# GIVEN REQUEST
Set down all of the entries word for word, omitting the images they contain.

· · · · ·

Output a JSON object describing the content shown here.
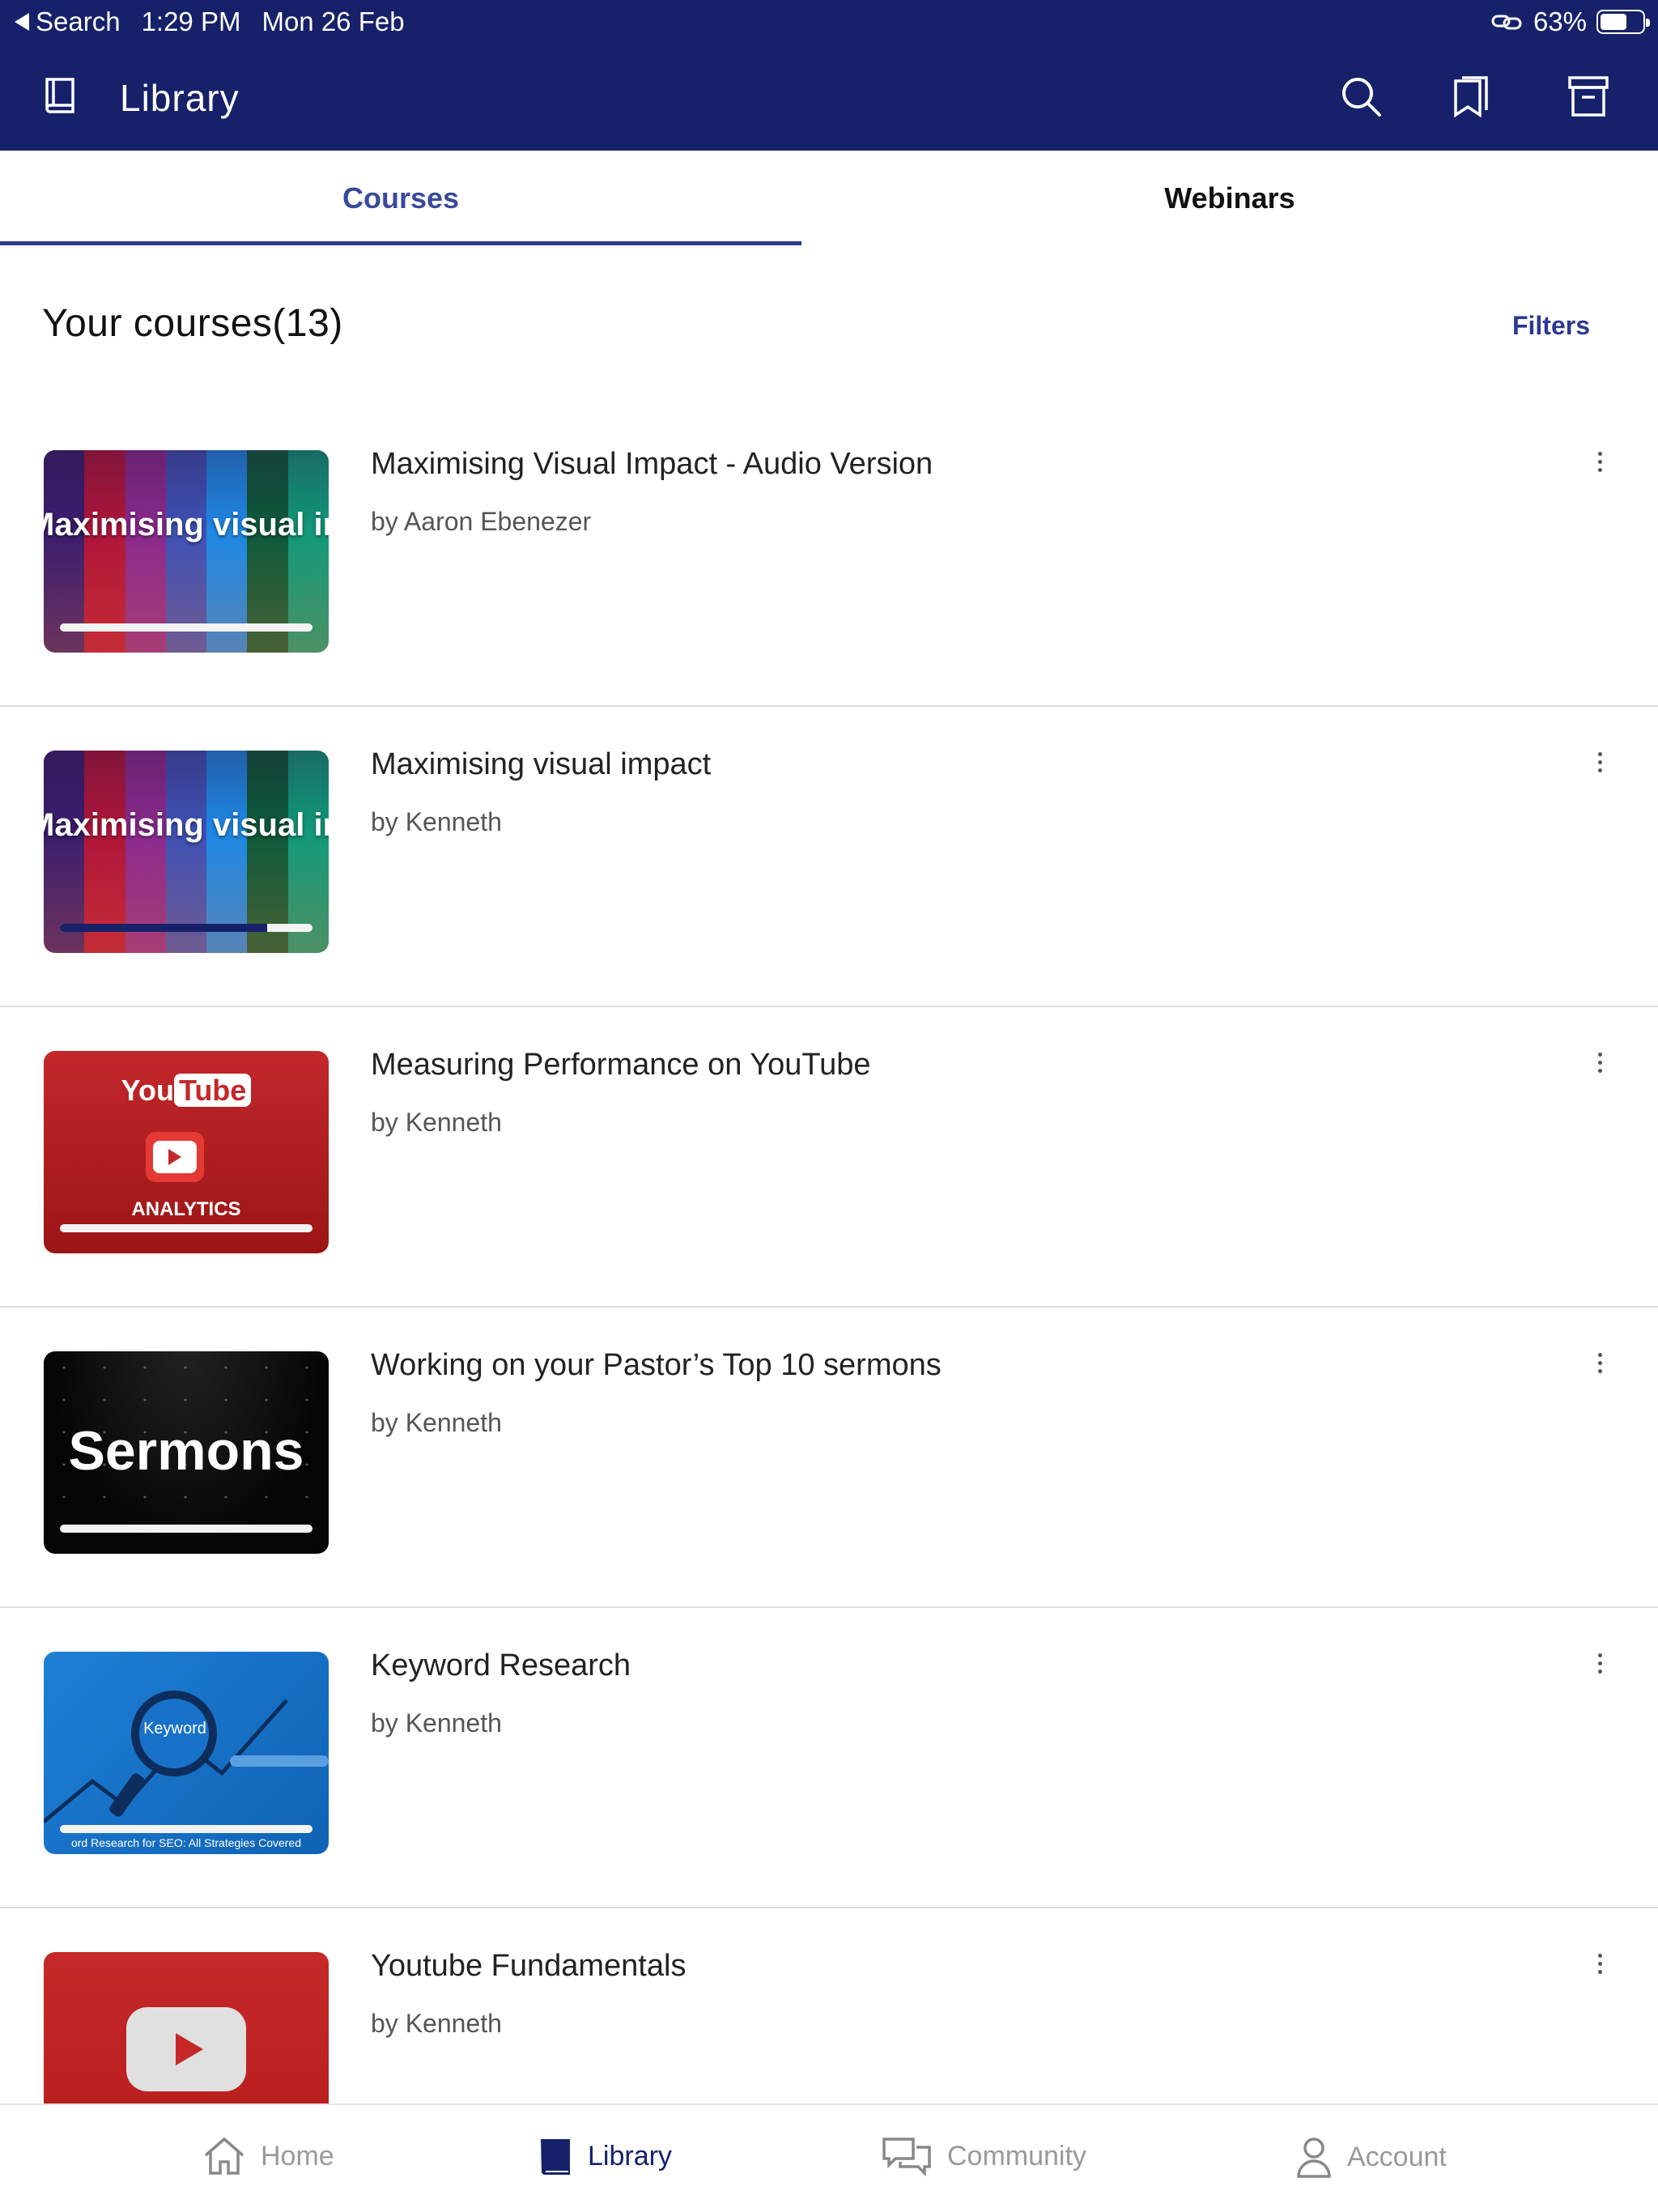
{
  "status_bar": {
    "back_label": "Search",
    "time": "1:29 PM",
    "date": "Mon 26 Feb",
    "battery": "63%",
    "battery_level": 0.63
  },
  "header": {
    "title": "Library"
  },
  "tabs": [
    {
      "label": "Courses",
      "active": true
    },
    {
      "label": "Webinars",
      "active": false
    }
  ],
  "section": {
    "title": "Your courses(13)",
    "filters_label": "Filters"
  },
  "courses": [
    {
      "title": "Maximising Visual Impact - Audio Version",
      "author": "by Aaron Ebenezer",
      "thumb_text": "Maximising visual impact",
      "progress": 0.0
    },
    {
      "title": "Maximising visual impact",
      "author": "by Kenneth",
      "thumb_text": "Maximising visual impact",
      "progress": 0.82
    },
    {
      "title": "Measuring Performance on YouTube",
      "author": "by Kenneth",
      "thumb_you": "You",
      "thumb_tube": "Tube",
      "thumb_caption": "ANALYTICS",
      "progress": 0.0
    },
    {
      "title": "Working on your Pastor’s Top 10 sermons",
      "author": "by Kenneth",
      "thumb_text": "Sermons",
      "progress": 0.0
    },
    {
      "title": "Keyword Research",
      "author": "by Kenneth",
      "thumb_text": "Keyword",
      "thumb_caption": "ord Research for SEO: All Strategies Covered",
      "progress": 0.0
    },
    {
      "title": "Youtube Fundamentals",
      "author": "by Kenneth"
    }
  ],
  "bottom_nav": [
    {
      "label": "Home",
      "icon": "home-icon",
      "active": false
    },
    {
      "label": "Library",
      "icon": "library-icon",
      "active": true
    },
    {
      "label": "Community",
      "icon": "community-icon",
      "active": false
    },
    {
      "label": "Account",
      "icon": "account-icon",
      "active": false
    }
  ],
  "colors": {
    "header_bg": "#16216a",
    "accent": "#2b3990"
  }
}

· · · · ·

# OUTPUT BELOW
Output a JSON object describing the content shown here.
{
  "status_bar": {
    "back_label": "Search",
    "time": "1:29 PM",
    "date": "Mon 26 Feb",
    "battery": "63%",
    "battery_level": 0.63
  },
  "header": {
    "title": "Library"
  },
  "tabs": [
    {
      "label": "Courses",
      "active": true
    },
    {
      "label": "Webinars",
      "active": false
    }
  ],
  "section": {
    "title": "Your courses(13)",
    "filters_label": "Filters"
  },
  "courses": [
    {
      "title": "Maximising Visual Impact - Audio Version",
      "author": "by Aaron Ebenezer",
      "thumb_text": "Maximising visual impact",
      "progress": 0.0
    },
    {
      "title": "Maximising visual impact",
      "author": "by Kenneth",
      "thumb_text": "Maximising visual impact",
      "progress": 0.82
    },
    {
      "title": "Measuring Performance on YouTube",
      "author": "by Kenneth",
      "thumb_you": "You",
      "thumb_tube": "Tube",
      "thumb_caption": "ANALYTICS",
      "progress": 0.0
    },
    {
      "title": "Working on your Pastor’s Top 10 sermons",
      "author": "by Kenneth",
      "thumb_text": "Sermons",
      "progress": 0.0
    },
    {
      "title": "Keyword Research",
      "author": "by Kenneth",
      "thumb_text": "Keyword",
      "thumb_caption": "ord Research for SEO: All Strategies Covered",
      "progress": 0.0
    },
    {
      "title": "Youtube Fundamentals",
      "author": "by Kenneth"
    }
  ],
  "bottom_nav": [
    {
      "label": "Home",
      "icon": "home-icon",
      "active": false
    },
    {
      "label": "Library",
      "icon": "library-icon",
      "active": true
    },
    {
      "label": "Community",
      "icon": "community-icon",
      "active": false
    },
    {
      "label": "Account",
      "icon": "account-icon",
      "active": false
    }
  ],
  "colors": {
    "header_bg": "#16216a",
    "accent": "#2b3990"
  }
}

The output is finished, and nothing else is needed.